GIVEN INFORMATION below:

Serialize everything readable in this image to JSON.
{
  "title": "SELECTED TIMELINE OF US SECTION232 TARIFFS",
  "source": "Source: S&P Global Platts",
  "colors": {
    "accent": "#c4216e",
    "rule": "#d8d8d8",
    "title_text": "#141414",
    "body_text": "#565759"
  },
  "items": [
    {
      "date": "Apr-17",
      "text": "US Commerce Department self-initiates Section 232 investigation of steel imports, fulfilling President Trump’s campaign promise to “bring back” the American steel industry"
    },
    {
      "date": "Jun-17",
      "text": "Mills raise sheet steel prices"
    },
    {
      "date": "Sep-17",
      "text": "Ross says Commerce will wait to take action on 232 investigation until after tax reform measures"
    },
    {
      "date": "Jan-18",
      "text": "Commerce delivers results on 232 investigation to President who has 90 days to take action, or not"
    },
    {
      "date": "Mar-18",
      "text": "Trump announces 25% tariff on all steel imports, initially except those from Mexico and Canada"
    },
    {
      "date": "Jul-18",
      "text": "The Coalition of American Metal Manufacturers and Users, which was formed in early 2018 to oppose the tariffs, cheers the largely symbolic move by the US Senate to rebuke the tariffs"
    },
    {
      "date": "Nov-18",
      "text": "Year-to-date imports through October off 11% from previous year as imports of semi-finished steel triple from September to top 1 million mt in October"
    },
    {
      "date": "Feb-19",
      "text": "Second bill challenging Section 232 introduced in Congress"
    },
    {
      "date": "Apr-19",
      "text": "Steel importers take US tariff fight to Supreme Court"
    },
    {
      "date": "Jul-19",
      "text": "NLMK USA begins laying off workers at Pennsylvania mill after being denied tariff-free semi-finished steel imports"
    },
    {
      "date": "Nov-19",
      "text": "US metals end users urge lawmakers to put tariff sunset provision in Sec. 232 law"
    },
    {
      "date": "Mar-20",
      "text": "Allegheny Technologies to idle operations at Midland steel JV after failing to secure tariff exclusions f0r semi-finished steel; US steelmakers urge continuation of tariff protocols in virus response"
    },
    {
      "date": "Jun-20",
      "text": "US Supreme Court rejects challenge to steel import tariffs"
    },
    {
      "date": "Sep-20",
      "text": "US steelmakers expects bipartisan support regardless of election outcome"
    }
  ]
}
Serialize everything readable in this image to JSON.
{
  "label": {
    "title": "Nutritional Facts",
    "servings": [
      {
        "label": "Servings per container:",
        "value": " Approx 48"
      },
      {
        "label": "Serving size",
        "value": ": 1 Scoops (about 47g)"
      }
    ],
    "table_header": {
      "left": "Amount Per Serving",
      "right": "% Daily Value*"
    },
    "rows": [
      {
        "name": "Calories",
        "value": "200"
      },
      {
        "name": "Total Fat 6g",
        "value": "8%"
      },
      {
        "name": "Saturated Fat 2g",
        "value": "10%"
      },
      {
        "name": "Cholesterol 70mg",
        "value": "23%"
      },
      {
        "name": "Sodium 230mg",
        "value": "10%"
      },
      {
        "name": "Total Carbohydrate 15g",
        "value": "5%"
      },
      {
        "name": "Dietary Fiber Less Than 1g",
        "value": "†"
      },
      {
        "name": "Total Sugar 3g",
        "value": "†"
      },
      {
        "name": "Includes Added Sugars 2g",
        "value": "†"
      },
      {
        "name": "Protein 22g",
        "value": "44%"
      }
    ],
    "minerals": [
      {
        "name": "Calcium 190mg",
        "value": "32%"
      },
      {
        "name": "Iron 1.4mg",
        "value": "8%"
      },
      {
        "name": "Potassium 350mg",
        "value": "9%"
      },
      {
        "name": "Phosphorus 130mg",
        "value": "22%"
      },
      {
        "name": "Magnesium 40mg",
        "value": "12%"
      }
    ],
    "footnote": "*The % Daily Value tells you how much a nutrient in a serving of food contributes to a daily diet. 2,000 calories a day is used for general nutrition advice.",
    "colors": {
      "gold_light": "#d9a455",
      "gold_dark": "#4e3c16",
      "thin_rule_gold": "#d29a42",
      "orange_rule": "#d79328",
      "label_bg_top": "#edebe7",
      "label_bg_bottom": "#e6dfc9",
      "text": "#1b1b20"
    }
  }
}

End of GIVEN INFORMATION.

• _WHAT TO PRODUCE_: Word for word, restate the entries that appear above.

• _SOLUTION TO THIS TASK_:
Serialize everything readable in this image to JSON.
{
  "title": "SELECTED TIMELINE OF US SECTION232 TARIFFS",
  "source": "Source: S&P Global Platts",
  "colors": {
    "accent": "#c4216e",
    "rule": "#d8d8d8",
    "title_text": "#141414",
    "body_text": "#565759"
  },
  "items": [
    {
      "date": "Apr-17",
      "text": "US Commerce Department self-initiates Section 232 investigation of steel imports, fulfilling President Trump’s campaign promise to “bring back” the American steel industry"
    },
    {
      "date": "Jun-17",
      "text": "Mills raise sheet steel prices"
    },
    {
      "date": "Sep-17",
      "text": "Ross says Commerce will wait to take action on 232 investigation until after tax reform measures"
    },
    {
      "date": "Jan-18",
      "text": "Commerce delivers results on 232 investigation to President who has 90 days to take action, or not"
    },
    {
      "date": "Mar-18",
      "text": "Trump announces 25% tariff on all steel imports, initially except those from Mexico and Canada"
    },
    {
      "date": "Jul-18",
      "text": "The Coalition of American Metal Manufacturers and Users, which was formed in early 2018 to oppose the tariffs, cheers the largely symbolic move by the US Senate to rebuke the tariffs"
    },
    {
      "date": "Nov-18",
      "text": "Year-to-date imports through October off 11% from previous year as imports of semi-finished steel triple from September to top 1 million mt in October"
    },
    {
      "date": "Feb-19",
      "text": "Second bill challenging Section 232 introduced in Congress"
    },
    {
      "date": "Apr-19",
      "text": "Steel importers take US tariff fight to Supreme Court"
    },
    {
      "date": "Jul-19",
      "text": "NLMK USA begins laying off workers at Pennsylvania mill after being denied tariff-free semi-finished steel imports"
    },
    {
      "date": "Nov-19",
      "text": "US metals end users urge lawmakers to put tariff sunset provision in Sec. 232 law"
    },
    {
      "date": "Mar-20",
      "text": "Allegheny Technologies to idle operations at Midland steel JV after failing to secure tariff exclusions f0r semi-finished steel; US steelmakers urge continuation of tariff protocols in virus response"
    },
    {
      "date": "Jun-20",
      "text": "US Supreme Court rejects challenge to steel import tariffs"
    },
    {
      "date": "Sep-20",
      "text": "US steelmakers expects bipartisan support regardless of election outcome"
    }
  ]
}
Serialize everything readable in this image to JSON.
{
  "label": {
    "title": "Nutritional Facts",
    "servings": [
      {
        "label": "Servings per container:",
        "value": " Approx 48"
      },
      {
        "label": "Serving size",
        "value": ": 1 Scoops (about 47g)"
      }
    ],
    "table_header": {
      "left": "Amount Per Serving",
      "right": "% Daily Value*"
    },
    "rows": [
      {
        "name": "Calories",
        "value": "200"
      },
      {
        "name": "Total Fat 6g",
        "value": "8%"
      },
      {
        "name": "Saturated Fat 2g",
        "value": "10%"
      },
      {
        "name": "Cholesterol 70mg",
        "value": "23%"
      },
      {
        "name": "Sodium 230mg",
        "value": "10%"
      },
      {
        "name": "Total Carbohydrate 15g",
        "value": "5%"
      },
      {
        "name": "Dietary Fiber Less Than 1g",
        "value": "†"
      },
      {
        "name": "Total Sugar 3g",
        "value": "†"
      },
      {
        "name": "Includes Added Sugars 2g",
        "value": "†"
      },
      {
        "name": "Protein 22g",
        "value": "44%"
      }
    ],
    "minerals": [
      {
        "name": "Calcium 190mg",
        "value": "32%"
      },
      {
        "name": "Iron 1.4mg",
        "value": "8%"
      },
      {
        "name": "Potassium 350mg",
        "value": "9%"
      },
      {
        "name": "Phosphorus 130mg",
        "value": "22%"
      },
      {
        "name": "Magnesium 40mg",
        "value": "12%"
      }
    ],
    "footnote": "*The % Daily Value tells you how much a nutrient in a serving of food contributes to a daily diet. 2,000 calories a day is used for general nutrition advice.",
    "colors": {
      "gold_light": "#d9a455",
      "gold_dark": "#4e3c16",
      "thin_rule_gold": "#d29a42",
      "orange_rule": "#d79328",
      "label_bg_top": "#edebe7",
      "label_bg_bottom": "#e6dfc9",
      "text": "#1b1b20"
    }
  }
}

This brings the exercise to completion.